Extracted entries:
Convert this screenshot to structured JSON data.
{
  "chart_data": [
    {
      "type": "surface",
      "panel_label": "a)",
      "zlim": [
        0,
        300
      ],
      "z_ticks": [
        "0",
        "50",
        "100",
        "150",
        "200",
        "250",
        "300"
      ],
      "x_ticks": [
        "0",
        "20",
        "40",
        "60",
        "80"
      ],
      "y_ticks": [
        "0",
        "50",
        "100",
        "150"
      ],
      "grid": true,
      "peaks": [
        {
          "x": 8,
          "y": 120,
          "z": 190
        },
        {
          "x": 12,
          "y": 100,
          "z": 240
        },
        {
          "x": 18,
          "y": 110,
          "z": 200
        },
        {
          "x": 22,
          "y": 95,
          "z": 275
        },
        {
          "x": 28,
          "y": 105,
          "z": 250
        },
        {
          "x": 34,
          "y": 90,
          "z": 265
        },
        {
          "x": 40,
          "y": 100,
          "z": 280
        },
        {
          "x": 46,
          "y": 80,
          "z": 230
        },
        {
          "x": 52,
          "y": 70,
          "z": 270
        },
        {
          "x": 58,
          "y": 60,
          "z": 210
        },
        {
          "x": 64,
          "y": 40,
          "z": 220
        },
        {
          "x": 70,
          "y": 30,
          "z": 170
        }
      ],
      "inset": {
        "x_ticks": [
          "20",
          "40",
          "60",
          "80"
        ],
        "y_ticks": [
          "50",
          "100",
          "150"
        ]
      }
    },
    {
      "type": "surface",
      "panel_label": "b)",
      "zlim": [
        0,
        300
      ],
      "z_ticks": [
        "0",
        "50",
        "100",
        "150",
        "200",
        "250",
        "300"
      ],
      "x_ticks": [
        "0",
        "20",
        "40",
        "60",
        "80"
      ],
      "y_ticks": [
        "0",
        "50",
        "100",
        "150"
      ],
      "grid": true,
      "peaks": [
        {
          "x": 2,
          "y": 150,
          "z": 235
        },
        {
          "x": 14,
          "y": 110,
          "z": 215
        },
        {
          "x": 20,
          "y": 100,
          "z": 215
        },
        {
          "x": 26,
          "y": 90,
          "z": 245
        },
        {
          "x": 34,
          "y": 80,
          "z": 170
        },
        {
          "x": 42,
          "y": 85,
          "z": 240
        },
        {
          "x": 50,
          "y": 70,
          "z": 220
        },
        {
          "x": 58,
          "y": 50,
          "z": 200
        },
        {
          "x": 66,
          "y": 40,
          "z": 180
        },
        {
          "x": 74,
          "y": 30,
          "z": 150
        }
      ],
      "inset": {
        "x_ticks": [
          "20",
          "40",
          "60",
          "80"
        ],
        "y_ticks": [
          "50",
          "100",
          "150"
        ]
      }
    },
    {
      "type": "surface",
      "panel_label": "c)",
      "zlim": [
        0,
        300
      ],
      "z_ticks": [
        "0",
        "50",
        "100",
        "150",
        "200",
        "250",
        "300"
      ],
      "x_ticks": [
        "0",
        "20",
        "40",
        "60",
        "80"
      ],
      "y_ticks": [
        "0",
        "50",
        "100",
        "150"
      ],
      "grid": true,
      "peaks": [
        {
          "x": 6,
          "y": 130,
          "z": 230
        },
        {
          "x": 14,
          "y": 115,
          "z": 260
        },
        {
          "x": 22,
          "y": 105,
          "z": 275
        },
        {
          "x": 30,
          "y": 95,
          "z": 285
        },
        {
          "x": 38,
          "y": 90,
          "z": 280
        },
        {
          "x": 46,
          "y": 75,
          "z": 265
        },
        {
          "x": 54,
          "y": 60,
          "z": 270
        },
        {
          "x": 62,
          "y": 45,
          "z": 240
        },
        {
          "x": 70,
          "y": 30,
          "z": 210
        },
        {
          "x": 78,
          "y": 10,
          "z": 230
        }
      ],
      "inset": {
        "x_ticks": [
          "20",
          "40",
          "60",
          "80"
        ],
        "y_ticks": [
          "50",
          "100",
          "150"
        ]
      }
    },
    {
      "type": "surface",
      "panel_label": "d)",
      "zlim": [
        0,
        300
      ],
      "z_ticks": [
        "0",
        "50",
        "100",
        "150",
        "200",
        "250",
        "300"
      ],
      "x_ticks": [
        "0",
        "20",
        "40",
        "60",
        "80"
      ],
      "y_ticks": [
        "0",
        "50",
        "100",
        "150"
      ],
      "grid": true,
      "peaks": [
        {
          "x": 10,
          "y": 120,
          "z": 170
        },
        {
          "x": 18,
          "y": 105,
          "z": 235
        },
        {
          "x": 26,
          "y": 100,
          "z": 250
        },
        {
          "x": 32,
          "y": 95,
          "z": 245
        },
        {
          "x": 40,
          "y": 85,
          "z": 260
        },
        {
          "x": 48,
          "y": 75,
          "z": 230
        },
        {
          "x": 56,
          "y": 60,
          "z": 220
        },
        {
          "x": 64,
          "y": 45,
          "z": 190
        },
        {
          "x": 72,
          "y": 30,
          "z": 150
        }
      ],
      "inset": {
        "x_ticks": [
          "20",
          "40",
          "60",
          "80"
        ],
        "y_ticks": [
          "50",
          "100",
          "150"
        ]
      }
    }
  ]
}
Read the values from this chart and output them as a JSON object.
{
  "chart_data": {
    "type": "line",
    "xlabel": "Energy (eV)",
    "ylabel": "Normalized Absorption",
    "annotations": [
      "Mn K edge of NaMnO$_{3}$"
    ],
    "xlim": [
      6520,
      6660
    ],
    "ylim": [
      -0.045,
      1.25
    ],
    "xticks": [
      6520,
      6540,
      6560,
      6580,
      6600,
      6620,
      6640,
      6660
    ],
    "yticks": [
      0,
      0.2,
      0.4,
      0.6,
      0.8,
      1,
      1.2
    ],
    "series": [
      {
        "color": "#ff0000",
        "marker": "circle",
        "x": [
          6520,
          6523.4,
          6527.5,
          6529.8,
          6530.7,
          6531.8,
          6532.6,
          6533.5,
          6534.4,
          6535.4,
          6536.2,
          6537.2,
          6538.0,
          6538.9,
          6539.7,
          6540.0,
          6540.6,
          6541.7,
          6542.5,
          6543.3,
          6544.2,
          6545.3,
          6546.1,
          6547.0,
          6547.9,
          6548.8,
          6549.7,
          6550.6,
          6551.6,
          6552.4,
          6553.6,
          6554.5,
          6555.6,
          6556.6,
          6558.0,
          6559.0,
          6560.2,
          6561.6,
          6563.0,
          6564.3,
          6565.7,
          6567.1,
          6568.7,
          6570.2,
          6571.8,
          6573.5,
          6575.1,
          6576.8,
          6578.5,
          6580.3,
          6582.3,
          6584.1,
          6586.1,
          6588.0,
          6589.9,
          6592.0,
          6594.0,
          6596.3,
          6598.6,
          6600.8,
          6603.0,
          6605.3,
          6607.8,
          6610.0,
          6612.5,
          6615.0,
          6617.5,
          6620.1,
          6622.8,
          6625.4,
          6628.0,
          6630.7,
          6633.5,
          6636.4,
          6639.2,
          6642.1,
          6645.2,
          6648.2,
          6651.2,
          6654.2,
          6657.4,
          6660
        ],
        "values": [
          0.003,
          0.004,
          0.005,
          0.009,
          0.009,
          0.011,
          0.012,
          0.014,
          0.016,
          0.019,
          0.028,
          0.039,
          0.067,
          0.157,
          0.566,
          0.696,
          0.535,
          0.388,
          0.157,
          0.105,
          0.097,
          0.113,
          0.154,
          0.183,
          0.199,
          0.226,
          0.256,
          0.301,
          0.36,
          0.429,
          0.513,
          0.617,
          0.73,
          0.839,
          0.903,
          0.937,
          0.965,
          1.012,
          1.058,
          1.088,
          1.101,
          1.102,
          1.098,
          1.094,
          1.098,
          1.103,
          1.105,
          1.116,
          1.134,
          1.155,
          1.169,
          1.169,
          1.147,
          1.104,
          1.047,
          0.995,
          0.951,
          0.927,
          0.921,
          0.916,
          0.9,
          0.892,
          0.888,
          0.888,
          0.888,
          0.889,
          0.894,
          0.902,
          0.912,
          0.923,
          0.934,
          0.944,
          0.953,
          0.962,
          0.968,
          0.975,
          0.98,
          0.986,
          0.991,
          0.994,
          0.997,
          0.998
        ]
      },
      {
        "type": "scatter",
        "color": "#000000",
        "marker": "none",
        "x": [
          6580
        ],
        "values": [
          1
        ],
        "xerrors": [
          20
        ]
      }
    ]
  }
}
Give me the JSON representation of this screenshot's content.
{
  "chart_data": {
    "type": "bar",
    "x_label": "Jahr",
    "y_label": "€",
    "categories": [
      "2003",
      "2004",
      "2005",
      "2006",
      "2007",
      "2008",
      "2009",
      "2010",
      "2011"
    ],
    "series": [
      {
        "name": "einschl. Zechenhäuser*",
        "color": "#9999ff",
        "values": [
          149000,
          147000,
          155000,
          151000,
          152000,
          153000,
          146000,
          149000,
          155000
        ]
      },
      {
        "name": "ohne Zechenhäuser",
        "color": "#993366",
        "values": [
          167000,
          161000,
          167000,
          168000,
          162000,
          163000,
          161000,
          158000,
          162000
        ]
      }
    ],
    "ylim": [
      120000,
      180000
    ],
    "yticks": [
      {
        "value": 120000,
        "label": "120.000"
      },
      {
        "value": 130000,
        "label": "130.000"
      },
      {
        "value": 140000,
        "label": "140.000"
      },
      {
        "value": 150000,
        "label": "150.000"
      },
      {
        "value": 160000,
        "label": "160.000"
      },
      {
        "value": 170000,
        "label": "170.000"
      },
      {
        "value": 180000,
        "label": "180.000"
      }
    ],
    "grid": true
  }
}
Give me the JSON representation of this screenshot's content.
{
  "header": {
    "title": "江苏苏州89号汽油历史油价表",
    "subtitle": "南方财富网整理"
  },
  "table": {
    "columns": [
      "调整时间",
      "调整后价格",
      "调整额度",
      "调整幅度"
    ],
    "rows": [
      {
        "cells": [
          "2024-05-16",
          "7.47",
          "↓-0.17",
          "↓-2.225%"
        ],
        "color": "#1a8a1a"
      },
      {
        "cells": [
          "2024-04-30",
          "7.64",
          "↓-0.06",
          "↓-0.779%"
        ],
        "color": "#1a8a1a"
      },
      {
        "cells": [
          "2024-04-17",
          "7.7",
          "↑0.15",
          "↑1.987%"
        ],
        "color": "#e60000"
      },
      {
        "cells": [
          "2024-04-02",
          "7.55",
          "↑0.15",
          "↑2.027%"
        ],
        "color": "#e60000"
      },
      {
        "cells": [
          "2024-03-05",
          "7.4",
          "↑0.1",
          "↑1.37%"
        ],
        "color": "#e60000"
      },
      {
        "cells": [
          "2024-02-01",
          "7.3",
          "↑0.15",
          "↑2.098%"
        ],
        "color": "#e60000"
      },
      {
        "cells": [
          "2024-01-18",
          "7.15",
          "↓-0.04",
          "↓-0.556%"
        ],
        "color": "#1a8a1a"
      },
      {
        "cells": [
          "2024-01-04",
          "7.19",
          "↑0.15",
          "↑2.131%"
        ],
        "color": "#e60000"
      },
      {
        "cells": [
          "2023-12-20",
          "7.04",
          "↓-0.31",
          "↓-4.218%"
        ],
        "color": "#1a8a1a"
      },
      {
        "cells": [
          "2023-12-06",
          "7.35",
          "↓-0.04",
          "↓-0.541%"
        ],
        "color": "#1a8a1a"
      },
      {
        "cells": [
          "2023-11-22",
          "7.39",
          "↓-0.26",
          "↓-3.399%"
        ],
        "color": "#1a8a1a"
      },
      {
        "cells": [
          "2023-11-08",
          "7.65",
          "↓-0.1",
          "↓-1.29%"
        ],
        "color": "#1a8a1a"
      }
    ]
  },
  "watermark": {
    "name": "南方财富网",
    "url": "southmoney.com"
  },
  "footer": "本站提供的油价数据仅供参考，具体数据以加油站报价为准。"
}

What the task asks:
Count every line in the entries above where the word "name" appears; respond with the number alone.

Solution to the problem:
3